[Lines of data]
>> Begin

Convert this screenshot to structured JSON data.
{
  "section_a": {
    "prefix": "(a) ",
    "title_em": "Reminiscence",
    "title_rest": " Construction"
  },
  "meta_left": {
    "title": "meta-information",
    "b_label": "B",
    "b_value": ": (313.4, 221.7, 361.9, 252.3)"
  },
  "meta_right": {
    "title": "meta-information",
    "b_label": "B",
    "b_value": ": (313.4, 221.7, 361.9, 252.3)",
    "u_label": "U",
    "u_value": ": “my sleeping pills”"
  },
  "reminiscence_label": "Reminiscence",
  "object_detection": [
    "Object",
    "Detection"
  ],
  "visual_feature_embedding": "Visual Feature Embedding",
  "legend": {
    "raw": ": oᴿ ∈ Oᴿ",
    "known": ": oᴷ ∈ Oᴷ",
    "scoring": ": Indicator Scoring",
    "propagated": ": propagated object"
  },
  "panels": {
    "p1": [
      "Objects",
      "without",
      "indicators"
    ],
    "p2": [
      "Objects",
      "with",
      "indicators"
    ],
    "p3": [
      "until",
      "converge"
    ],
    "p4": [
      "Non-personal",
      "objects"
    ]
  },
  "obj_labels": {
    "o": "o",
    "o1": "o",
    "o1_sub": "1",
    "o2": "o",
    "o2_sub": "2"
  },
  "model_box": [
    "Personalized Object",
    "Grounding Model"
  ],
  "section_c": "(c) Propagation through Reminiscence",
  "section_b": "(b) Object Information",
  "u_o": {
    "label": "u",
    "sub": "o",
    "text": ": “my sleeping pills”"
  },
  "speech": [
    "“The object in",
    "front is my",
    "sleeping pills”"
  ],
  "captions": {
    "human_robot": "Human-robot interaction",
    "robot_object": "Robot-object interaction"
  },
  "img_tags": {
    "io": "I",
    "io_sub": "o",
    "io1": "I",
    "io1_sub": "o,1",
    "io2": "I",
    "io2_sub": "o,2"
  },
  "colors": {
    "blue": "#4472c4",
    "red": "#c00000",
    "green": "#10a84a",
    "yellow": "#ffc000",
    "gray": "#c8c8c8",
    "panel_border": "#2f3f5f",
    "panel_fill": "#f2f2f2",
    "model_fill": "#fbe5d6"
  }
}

>> End

• _Exercise requirements_
Copy out every line of the listing that contains the string "sleeping".

• _Reply to the exercise_
    "u_value": ": “my sleeping pills”"
    "text": ": “my sleeping pills”"
    "sleeping pills”"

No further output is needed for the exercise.